— BEGIN Entries —

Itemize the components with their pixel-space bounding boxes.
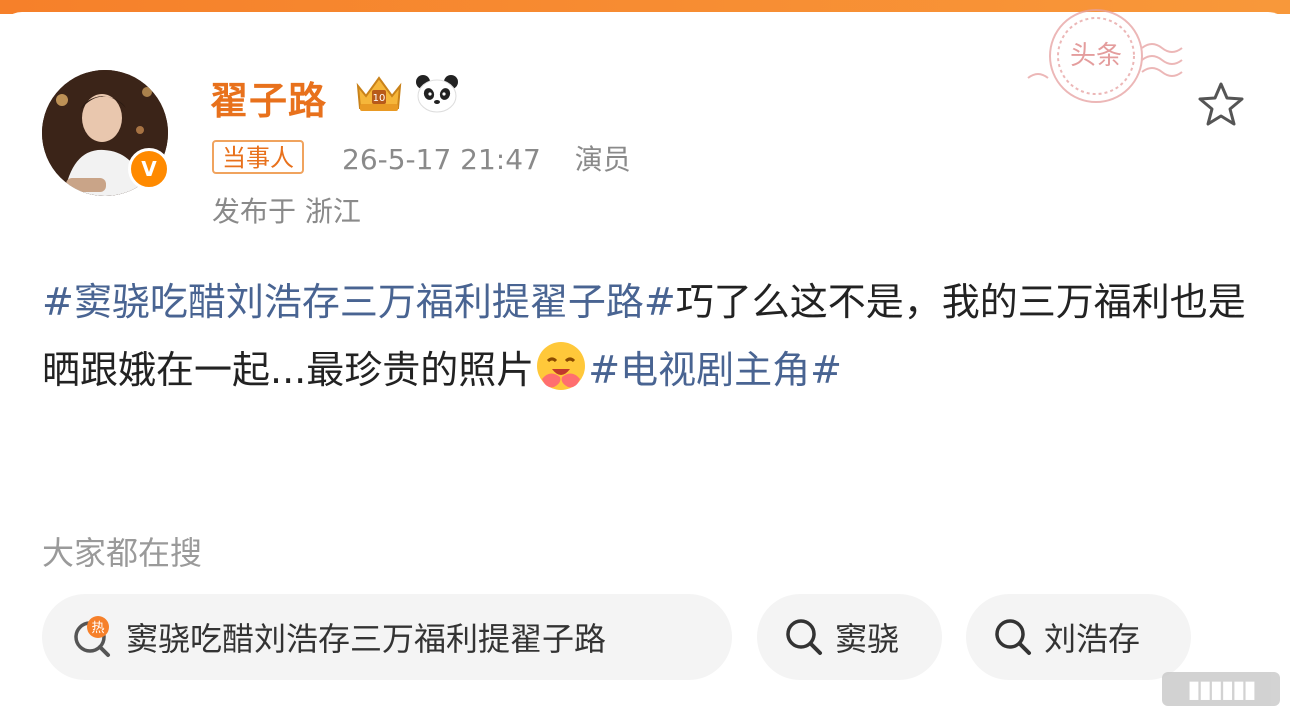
search-icon bbox=[786, 619, 822, 655]
topic-link[interactable]: #窦骁吃醋刘浩存三万福利提翟子路# bbox=[42, 280, 676, 324]
trending-section-title: 大家都在搜 bbox=[42, 534, 203, 572]
panda-icon bbox=[416, 75, 458, 113]
post-body: #窦骁吃醋刘浩存三万福利提翟子路#巧了么这不是，我的三万福利也是晒跟娥在一起..… bbox=[42, 268, 1252, 404]
username[interactable]: 翟子路 bbox=[210, 70, 327, 125]
post-meta: 26-5-17 21:47 演员 bbox=[342, 138, 631, 178]
timestamp: 26-5-17 21:47 bbox=[342, 143, 541, 176]
search-chip-label: 刘浩存 bbox=[1044, 620, 1141, 658]
search-chip[interactable]: 窦骁 bbox=[757, 594, 942, 680]
search-icon bbox=[995, 619, 1031, 655]
verified-v-icon: V bbox=[128, 148, 170, 190]
role-tag: 当事人 bbox=[212, 140, 304, 174]
search-chip[interactable]: 刘浩存 bbox=[966, 594, 1191, 680]
user-role: 演员 bbox=[574, 143, 631, 176]
svg-text:热: 热 bbox=[91, 621, 104, 636]
hugging-face-emoji bbox=[537, 342, 586, 390]
post-location: 发布于 浙江 bbox=[212, 195, 361, 228]
crown-badge-icon[interactable]: 10 bbox=[352, 70, 406, 114]
watermark: ▮▮▮▮▮▮ bbox=[1162, 672, 1280, 706]
search-chip-label: 窦骁 bbox=[835, 620, 900, 658]
hot-search-icon: 热 bbox=[74, 616, 110, 657]
svg-text:10: 10 bbox=[373, 93, 386, 104]
search-chip[interactable]: 热 窦骁吃醋刘浩存三万福利提翟子路 bbox=[42, 594, 732, 680]
search-chip-label: 窦骁吃醋刘浩存三万福利提翟子路 bbox=[126, 620, 607, 658]
topic-link[interactable]: #电视剧主角# bbox=[588, 348, 842, 392]
star-icon[interactable] bbox=[1196, 80, 1246, 128]
headline-stamp: 头条 bbox=[1027, 9, 1183, 103]
stamp-text: 头条 bbox=[1070, 41, 1122, 71]
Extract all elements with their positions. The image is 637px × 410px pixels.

— END Entries —

**What you should do**
Copy every line of the items above verbatim, leaving out the pictures.

**Answer below**
Itemize the components with their pixel-space bounding boxes.
search-icon bbox=[786, 619, 822, 655]
topic-link[interactable]: #窦骁吃醋刘浩存三万福利提翟子路# bbox=[42, 280, 676, 324]
trending-section-title: 大家都在搜 bbox=[42, 534, 203, 572]
panda-icon bbox=[416, 75, 458, 113]
post-body: #窦骁吃醋刘浩存三万福利提翟子路#巧了么这不是，我的三万福利也是晒跟娥在一起..… bbox=[42, 268, 1252, 404]
username[interactable]: 翟子路 bbox=[210, 70, 327, 125]
post-meta: 26-5-17 21:47 演员 bbox=[342, 138, 631, 178]
timestamp: 26-5-17 21:47 bbox=[342, 143, 541, 176]
search-chip-label: 刘浩存 bbox=[1044, 620, 1141, 658]
search-chip[interactable]: 窦骁 bbox=[757, 594, 942, 680]
search-icon bbox=[995, 619, 1031, 655]
verified-v-icon: V bbox=[128, 148, 170, 190]
role-tag: 当事人 bbox=[212, 140, 304, 174]
search-chip[interactable]: 刘浩存 bbox=[966, 594, 1191, 680]
user-role: 演员 bbox=[574, 143, 631, 176]
svg-text:热: 热 bbox=[91, 621, 104, 636]
hugging-face-emoji bbox=[537, 342, 586, 390]
post-location: 发布于 浙江 bbox=[212, 195, 361, 228]
crown-badge-icon[interactable]: 10 bbox=[352, 70, 406, 114]
watermark: ▮▮▮▮▮▮ bbox=[1162, 672, 1280, 706]
search-chip-label: 窦骁 bbox=[835, 620, 900, 658]
hot-search-icon: 热 bbox=[74, 616, 110, 657]
svg-text:10: 10 bbox=[373, 93, 386, 104]
search-chip[interactable]: 热 窦骁吃醋刘浩存三万福利提翟子路 bbox=[42, 594, 732, 680]
search-chip-label: 窦骁吃醋刘浩存三万福利提翟子路 bbox=[126, 620, 607, 658]
topic-link[interactable]: #电视剧主角# bbox=[588, 348, 842, 392]
star-icon[interactable] bbox=[1196, 80, 1246, 128]
headline-stamp: 头条 bbox=[1027, 9, 1183, 103]
stamp-text: 头条 bbox=[1070, 41, 1122, 71]
Extract all elements with their positions. The image is 637px × 410px pixels.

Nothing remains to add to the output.